Copy every line of the following data that includes the string "state".

Stored data ▸

——————————

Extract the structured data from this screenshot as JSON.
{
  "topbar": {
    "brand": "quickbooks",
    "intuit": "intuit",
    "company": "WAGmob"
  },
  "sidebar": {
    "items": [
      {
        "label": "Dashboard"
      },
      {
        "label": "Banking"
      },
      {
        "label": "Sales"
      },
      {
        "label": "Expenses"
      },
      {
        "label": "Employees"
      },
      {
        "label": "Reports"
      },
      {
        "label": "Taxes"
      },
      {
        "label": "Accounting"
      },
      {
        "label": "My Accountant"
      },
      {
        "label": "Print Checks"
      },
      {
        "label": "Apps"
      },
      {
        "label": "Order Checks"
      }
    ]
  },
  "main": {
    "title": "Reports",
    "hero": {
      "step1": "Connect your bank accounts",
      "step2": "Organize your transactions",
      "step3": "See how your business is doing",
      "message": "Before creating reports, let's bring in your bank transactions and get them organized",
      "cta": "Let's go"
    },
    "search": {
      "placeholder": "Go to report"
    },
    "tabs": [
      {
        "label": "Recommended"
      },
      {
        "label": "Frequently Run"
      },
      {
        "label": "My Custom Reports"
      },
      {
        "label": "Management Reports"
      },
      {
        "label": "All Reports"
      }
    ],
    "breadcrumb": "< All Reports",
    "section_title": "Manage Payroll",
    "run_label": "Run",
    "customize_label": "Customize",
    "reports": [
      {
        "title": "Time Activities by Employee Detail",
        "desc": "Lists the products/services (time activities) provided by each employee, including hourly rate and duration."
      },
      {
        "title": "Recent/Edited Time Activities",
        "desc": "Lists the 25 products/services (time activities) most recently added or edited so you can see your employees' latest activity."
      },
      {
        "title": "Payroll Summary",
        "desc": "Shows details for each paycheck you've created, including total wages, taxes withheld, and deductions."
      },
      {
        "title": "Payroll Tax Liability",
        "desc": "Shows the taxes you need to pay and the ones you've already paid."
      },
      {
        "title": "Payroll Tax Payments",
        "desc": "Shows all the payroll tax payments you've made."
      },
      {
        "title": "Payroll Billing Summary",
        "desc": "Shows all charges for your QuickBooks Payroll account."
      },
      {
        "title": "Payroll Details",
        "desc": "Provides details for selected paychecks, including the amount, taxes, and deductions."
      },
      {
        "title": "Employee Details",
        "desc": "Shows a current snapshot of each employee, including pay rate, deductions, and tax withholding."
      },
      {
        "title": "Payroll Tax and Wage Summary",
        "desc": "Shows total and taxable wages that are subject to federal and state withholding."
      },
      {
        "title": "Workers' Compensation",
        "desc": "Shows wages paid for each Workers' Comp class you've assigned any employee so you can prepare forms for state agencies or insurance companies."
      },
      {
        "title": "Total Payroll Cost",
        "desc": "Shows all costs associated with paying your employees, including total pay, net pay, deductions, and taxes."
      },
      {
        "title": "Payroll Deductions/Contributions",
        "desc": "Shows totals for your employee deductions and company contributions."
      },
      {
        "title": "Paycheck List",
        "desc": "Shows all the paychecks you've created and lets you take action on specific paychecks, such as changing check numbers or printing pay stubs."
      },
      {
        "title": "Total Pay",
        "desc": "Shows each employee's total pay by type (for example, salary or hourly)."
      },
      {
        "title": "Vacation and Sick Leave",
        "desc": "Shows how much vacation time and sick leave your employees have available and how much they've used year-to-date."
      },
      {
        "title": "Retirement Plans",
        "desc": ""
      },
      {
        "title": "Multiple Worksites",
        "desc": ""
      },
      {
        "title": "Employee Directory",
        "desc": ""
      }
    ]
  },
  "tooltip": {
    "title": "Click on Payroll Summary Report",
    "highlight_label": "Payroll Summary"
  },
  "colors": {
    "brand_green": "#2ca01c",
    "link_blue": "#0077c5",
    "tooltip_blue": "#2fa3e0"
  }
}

——————————

COMPLETE RESPONSE ▸
        "desc": "Shows total and taxable wages that are subject to federal and state withholding."
        "desc": "Shows wages paid for each Workers' Comp class you've assigned any employee so you can prepare forms for state agencies or insurance companies."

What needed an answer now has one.